::: STORED DATA

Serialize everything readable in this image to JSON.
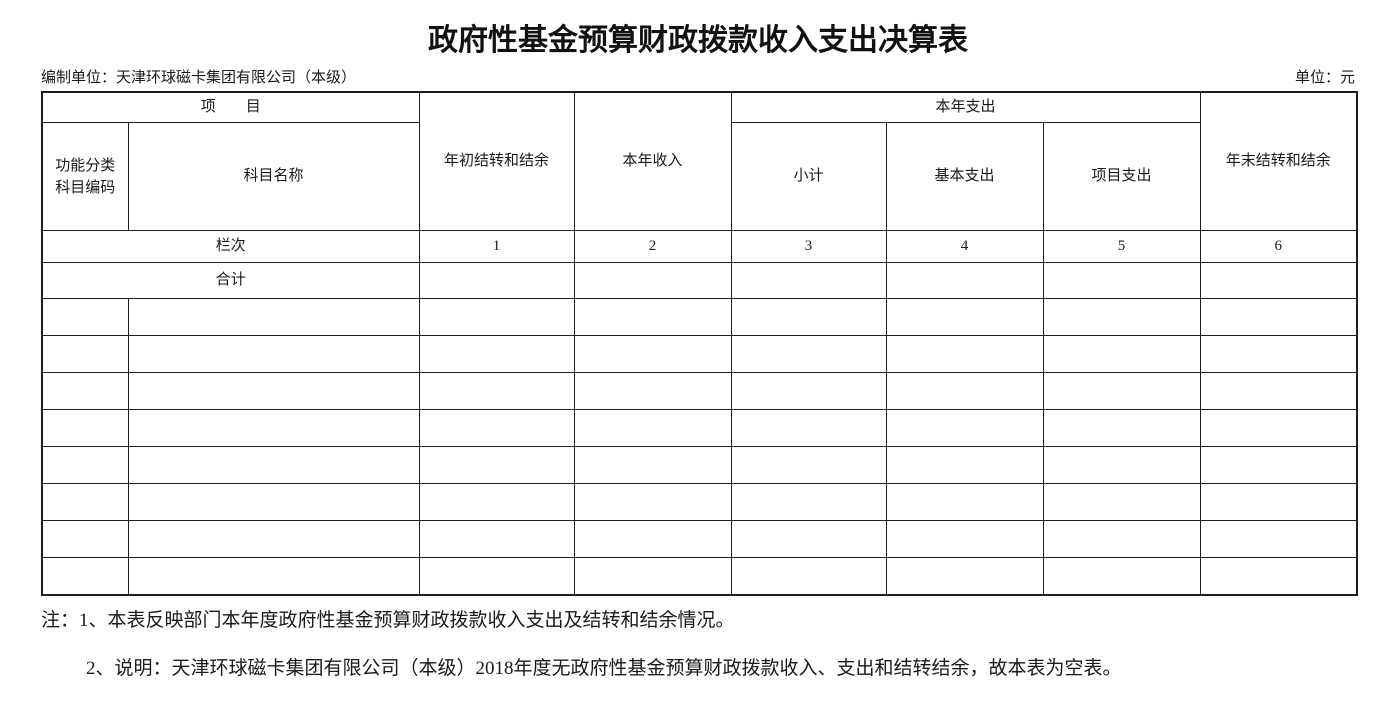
{
  "document": {
    "title": "政府性基金预算财政拨款收入支出决算表",
    "prepared_by": "编制单位：天津环球磁卡集团有限公司（本级）",
    "unit": "单位：元"
  },
  "table": {
    "column_count": 8,
    "empty_row_count": 8,
    "header": {
      "item_group": "项　　目",
      "func_code_line1": "功能分类",
      "func_code_line2": "科目编码",
      "subject_name": "科目名称",
      "begin_balance": "年初结转和结余",
      "year_income": "本年收入",
      "year_expense_group": "本年支出",
      "subtotal": "小计",
      "basic_expense": "基本支出",
      "project_expense": "项目支出",
      "end_balance": "年末结转和结余"
    },
    "lane_row": {
      "label": "栏次",
      "indices": [
        "1",
        "2",
        "3",
        "4",
        "5",
        "6"
      ]
    },
    "total_row": {
      "label": "合计",
      "values": [
        "",
        "",
        "",
        "",
        "",
        ""
      ]
    }
  },
  "notes": {
    "note1": "注：1、本表反映部门本年度政府性基金预算财政拨款收入支出及结转和结余情况。",
    "note2": "2、说明：天津环球磁卡集团有限公司（本级）2018年度无政府性基金预算财政拨款收入、支出和结转结余，故本表为空表。"
  },
  "colors": {
    "background": "#ffffff",
    "text": "#1a1a1a",
    "border": "#1f1f1f"
  }
}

::::::

• _WHAT IS EXPECTED_:
Output the records above exactly; leave out the pictures.

• _SOLUTION TO THE EXERCISE_:
Serialize everything readable in this image to JSON.
{
  "document": {
    "title": "政府性基金预算财政拨款收入支出决算表",
    "prepared_by": "编制单位：天津环球磁卡集团有限公司（本级）",
    "unit": "单位：元"
  },
  "table": {
    "column_count": 8,
    "empty_row_count": 8,
    "header": {
      "item_group": "项　　目",
      "func_code_line1": "功能分类",
      "func_code_line2": "科目编码",
      "subject_name": "科目名称",
      "begin_balance": "年初结转和结余",
      "year_income": "本年收入",
      "year_expense_group": "本年支出",
      "subtotal": "小计",
      "basic_expense": "基本支出",
      "project_expense": "项目支出",
      "end_balance": "年末结转和结余"
    },
    "lane_row": {
      "label": "栏次",
      "indices": [
        "1",
        "2",
        "3",
        "4",
        "5",
        "6"
      ]
    },
    "total_row": {
      "label": "合计",
      "values": [
        "",
        "",
        "",
        "",
        "",
        ""
      ]
    }
  },
  "notes": {
    "note1": "注：1、本表反映部门本年度政府性基金预算财政拨款收入支出及结转和结余情况。",
    "note2": "2、说明：天津环球磁卡集团有限公司（本级）2018年度无政府性基金预算财政拨款收入、支出和结转结余，故本表为空表。"
  },
  "colors": {
    "background": "#ffffff",
    "text": "#1a1a1a",
    "border": "#1f1f1f"
  }
}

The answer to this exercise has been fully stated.